### Problem to work on
Copy the lines holding the word "органами", all of them.

### Stored records
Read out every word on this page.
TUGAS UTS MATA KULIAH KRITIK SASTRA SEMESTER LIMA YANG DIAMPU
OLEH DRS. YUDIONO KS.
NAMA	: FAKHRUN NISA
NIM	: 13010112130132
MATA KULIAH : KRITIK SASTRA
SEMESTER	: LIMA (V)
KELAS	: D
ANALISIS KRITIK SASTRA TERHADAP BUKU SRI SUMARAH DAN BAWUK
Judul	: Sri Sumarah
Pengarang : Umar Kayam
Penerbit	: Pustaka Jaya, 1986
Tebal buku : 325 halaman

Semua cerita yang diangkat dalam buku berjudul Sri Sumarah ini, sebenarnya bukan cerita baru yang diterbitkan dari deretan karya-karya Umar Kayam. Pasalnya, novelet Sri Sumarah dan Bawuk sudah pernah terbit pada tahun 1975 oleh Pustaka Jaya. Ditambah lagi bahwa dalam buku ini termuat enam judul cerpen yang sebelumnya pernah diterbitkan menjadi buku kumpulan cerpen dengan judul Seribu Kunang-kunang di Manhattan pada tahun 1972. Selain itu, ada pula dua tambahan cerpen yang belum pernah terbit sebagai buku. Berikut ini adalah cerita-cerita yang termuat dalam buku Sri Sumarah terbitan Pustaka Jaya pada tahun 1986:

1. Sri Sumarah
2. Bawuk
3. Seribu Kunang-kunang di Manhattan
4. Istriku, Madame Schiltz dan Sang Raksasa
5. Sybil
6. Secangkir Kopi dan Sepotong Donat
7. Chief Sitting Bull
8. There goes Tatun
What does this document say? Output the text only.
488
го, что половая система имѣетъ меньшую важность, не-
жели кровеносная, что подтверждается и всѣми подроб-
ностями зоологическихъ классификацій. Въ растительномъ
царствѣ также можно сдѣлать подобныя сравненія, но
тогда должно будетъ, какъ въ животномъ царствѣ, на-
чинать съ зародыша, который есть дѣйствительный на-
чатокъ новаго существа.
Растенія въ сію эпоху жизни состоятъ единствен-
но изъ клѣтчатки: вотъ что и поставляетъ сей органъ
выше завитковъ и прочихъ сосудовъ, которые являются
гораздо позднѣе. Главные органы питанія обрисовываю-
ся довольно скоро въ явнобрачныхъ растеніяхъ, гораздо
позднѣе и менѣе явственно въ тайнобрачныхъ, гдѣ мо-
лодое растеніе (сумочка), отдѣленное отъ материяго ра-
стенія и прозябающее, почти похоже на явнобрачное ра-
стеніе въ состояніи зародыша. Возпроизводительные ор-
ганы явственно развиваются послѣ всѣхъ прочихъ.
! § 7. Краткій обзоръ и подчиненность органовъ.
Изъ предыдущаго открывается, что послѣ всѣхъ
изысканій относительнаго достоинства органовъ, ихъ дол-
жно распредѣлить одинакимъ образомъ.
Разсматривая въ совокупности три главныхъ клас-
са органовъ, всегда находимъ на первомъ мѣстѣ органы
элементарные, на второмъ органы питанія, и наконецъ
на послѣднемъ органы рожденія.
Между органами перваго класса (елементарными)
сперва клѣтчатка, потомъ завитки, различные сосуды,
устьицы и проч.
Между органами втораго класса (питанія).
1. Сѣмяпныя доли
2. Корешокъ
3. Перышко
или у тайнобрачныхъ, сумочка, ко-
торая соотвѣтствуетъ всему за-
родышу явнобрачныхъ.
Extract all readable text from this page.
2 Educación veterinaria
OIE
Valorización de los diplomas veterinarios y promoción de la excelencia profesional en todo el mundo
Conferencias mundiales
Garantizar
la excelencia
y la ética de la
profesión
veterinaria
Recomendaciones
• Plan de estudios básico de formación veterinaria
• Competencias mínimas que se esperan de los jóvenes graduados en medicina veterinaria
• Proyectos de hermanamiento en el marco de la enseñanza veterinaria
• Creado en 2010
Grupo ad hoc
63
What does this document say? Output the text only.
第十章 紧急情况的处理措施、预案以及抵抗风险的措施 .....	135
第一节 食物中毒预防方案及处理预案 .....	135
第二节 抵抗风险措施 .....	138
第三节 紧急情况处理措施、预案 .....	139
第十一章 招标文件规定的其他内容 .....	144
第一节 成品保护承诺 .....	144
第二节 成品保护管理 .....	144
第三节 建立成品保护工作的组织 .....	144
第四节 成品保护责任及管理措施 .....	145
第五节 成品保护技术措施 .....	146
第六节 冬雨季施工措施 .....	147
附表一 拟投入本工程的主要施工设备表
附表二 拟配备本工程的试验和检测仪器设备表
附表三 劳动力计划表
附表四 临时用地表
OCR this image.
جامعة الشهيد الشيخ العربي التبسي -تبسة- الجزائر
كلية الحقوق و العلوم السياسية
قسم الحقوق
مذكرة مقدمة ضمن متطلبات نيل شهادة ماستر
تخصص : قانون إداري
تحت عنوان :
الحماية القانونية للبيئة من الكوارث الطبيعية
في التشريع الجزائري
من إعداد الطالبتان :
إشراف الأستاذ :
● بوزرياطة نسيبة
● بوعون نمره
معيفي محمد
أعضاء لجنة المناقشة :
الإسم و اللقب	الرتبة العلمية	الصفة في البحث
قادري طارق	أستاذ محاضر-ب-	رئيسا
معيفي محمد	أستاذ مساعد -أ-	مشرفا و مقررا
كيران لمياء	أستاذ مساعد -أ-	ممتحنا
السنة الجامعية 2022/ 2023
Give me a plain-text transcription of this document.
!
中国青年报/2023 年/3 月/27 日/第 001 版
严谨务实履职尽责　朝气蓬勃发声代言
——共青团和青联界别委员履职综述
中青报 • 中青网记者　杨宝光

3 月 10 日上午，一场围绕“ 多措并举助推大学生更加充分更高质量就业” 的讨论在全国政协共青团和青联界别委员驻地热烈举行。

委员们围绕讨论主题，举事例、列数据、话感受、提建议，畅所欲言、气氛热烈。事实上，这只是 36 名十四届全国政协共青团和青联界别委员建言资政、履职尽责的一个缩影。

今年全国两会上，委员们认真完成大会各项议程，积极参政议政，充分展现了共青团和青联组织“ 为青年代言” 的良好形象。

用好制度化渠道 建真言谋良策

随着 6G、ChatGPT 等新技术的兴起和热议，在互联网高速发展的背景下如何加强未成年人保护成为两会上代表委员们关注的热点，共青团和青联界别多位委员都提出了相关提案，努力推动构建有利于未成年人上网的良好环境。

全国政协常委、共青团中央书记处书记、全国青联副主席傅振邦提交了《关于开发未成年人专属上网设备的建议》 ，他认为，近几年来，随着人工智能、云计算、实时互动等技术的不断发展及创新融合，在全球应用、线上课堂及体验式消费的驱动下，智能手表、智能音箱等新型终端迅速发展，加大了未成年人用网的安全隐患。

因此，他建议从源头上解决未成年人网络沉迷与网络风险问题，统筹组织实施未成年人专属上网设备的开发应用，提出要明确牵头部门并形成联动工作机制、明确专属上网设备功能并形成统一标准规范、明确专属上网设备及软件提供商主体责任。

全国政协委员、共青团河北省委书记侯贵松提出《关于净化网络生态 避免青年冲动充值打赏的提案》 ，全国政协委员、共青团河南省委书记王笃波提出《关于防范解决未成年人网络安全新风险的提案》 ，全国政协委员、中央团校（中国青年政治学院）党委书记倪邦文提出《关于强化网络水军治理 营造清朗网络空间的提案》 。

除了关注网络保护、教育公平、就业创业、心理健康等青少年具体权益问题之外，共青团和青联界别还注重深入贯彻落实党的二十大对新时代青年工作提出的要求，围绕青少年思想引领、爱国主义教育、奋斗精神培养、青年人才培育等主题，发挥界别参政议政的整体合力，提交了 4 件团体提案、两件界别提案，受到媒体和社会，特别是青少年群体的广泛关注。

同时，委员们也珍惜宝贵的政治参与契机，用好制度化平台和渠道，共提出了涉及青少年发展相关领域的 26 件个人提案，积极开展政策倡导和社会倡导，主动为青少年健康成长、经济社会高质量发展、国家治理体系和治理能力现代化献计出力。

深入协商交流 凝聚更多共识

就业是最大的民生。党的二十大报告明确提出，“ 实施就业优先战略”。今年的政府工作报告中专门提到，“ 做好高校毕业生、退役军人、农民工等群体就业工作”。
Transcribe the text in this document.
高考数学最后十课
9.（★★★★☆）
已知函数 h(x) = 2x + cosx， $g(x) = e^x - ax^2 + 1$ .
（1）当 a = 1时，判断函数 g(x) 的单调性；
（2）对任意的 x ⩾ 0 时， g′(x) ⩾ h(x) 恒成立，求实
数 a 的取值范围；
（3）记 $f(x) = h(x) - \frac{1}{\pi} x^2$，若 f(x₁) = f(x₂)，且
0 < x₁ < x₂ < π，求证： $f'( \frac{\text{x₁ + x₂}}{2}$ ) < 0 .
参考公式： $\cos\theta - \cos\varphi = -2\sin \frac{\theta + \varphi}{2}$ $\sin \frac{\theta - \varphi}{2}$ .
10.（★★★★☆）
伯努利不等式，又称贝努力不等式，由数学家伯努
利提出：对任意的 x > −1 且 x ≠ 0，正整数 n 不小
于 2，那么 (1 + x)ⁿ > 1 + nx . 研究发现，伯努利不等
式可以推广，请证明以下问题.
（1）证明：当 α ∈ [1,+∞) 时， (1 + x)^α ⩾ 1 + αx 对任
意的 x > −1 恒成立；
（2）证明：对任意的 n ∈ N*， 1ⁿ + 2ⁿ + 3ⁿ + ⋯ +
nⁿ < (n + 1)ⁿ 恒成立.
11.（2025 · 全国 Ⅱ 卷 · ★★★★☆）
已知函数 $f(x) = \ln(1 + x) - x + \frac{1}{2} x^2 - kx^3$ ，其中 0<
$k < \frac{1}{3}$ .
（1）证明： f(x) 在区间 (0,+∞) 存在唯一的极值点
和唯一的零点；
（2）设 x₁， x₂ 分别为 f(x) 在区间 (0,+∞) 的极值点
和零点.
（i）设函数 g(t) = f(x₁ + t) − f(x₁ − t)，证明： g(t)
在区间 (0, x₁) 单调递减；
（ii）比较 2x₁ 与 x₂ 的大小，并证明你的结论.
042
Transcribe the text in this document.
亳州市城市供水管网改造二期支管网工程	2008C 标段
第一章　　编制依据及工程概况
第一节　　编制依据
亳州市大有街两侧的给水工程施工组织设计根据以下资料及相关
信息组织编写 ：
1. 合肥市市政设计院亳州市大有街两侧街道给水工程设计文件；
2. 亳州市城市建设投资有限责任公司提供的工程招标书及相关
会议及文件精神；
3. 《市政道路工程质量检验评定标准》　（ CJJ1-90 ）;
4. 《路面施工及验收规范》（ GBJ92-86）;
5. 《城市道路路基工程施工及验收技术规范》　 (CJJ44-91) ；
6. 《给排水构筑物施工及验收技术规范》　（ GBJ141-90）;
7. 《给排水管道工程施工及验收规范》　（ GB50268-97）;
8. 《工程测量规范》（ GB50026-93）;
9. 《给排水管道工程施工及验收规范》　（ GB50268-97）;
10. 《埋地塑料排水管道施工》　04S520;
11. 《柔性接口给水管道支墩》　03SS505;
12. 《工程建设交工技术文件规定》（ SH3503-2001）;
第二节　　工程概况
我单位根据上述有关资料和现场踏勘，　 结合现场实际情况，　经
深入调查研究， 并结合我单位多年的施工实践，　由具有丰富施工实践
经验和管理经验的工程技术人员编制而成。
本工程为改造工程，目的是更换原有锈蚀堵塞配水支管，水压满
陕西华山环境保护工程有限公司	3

### Written solution
Между органами перваго класса (елементарными)
Между органами втораго класса (питанія).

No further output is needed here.